Task requirements: Determine how many lines carry the word "name". Output that number only.

Given data:

= = = =

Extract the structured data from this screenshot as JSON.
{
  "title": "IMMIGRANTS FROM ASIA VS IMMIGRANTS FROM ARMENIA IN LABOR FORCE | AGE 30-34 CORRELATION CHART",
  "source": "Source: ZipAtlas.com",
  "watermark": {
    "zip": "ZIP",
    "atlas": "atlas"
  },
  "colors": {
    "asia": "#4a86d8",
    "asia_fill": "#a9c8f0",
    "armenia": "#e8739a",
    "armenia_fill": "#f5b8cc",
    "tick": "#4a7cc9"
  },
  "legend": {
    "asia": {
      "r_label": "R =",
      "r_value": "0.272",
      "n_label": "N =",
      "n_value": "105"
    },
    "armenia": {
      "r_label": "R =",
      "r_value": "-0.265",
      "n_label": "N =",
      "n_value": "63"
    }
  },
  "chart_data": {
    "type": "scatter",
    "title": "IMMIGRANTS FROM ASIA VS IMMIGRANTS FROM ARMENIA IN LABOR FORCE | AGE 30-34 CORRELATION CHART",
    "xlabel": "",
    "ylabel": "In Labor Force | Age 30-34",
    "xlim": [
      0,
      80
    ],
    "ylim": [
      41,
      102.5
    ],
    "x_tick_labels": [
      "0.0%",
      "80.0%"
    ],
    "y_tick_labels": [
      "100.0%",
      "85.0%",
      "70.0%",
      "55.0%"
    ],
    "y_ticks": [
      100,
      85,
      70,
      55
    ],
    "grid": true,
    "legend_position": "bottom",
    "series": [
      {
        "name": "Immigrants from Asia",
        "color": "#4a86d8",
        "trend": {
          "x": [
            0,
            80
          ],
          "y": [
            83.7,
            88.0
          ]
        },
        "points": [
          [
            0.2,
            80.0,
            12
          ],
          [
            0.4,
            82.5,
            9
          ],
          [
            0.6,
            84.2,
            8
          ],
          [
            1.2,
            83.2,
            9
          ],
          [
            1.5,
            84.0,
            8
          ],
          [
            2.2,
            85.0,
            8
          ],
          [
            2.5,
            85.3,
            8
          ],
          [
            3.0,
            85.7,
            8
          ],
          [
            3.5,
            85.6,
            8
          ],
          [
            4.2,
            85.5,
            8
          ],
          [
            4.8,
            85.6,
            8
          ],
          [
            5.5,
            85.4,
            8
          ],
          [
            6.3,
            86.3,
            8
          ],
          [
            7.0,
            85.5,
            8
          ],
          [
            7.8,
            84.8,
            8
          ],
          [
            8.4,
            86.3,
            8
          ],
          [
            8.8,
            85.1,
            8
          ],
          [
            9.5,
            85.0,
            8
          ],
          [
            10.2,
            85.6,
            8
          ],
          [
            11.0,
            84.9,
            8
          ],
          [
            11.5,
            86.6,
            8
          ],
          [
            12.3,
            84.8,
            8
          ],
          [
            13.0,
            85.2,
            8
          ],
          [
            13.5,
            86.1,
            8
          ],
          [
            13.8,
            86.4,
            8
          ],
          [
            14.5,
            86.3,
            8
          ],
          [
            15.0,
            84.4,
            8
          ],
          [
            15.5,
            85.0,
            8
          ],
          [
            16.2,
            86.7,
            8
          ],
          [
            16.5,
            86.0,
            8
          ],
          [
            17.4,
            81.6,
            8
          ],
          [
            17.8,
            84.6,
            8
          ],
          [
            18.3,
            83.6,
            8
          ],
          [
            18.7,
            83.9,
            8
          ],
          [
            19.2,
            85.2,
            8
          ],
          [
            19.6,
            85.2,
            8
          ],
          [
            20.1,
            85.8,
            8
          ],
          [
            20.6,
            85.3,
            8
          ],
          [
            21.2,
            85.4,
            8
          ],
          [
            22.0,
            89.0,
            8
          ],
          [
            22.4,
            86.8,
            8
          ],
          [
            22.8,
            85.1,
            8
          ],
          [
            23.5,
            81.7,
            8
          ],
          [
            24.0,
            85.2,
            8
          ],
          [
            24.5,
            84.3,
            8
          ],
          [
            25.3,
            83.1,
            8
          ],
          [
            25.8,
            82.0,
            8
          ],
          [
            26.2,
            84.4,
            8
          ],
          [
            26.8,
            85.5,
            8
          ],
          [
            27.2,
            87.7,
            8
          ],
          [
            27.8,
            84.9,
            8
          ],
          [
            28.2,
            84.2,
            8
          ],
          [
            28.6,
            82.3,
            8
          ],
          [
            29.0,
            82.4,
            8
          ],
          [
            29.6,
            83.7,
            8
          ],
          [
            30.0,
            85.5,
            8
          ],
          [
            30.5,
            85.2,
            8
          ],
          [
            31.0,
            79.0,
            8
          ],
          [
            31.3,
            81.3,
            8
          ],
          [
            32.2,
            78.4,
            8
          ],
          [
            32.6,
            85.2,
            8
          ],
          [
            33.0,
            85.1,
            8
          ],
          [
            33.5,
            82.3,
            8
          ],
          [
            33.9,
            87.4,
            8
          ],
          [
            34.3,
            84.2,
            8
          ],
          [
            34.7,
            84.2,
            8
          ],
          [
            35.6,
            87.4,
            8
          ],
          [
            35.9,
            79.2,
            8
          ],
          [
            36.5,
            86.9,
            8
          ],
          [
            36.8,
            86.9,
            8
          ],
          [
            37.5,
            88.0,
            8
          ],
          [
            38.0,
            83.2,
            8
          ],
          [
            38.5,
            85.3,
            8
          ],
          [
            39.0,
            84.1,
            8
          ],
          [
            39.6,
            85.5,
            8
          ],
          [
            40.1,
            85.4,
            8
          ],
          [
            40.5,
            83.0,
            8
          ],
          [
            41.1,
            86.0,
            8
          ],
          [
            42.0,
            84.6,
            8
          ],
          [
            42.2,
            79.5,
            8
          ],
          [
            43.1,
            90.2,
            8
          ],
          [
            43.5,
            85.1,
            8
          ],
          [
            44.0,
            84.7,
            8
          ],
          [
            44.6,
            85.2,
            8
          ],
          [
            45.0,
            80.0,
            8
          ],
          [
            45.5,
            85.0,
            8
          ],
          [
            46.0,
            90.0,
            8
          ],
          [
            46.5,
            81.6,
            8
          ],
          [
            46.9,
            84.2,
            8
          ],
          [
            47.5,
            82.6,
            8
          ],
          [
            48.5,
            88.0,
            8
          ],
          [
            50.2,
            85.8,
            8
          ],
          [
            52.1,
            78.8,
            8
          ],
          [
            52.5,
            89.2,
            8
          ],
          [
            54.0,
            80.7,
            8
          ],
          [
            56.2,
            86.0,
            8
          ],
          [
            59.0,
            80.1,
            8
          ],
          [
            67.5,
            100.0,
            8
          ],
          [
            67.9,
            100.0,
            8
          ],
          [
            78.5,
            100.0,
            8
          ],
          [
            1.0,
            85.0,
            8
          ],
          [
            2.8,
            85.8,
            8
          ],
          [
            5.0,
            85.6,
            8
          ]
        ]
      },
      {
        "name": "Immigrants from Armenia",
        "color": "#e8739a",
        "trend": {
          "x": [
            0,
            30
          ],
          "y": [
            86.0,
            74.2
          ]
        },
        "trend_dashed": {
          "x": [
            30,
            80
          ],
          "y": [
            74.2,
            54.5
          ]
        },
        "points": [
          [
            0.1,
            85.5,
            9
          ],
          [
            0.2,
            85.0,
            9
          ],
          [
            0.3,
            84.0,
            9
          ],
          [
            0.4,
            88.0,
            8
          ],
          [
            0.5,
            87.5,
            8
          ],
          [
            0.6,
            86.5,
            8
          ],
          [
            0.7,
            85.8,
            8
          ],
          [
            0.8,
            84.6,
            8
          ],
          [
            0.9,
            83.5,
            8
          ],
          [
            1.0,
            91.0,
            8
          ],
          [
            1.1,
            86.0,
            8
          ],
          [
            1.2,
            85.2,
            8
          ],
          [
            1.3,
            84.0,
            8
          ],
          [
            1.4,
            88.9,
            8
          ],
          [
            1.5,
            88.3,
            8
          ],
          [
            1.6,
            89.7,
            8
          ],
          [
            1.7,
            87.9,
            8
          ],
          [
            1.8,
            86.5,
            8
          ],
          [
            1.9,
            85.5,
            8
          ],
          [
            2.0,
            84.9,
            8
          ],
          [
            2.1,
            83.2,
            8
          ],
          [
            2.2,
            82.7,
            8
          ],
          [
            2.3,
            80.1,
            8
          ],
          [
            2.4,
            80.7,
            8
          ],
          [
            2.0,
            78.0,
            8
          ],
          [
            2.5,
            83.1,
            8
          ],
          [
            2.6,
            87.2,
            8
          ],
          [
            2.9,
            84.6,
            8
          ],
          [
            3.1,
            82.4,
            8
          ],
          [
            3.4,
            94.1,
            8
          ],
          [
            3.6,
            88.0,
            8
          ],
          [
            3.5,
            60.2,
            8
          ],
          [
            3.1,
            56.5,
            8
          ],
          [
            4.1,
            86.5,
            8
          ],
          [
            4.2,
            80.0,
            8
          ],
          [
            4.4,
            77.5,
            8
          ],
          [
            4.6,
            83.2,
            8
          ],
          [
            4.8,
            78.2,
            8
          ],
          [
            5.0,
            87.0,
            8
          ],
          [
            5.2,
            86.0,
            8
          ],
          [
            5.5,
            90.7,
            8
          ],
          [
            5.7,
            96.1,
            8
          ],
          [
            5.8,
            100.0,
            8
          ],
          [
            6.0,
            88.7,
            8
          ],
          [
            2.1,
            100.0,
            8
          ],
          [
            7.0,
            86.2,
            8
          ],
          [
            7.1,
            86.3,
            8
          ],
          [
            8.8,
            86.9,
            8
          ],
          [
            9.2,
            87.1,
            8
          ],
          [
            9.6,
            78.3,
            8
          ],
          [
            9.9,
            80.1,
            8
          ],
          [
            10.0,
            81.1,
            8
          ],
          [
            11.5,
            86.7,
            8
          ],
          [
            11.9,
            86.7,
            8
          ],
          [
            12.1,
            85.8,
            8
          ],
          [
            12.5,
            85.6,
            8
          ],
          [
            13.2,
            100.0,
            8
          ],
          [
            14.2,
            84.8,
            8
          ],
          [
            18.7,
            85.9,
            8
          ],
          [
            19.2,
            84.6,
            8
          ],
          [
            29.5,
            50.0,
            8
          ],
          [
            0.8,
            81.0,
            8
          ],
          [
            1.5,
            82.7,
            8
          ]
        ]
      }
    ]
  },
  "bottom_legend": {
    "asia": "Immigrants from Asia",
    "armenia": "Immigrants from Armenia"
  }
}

= = = =

Output for this exercise: 2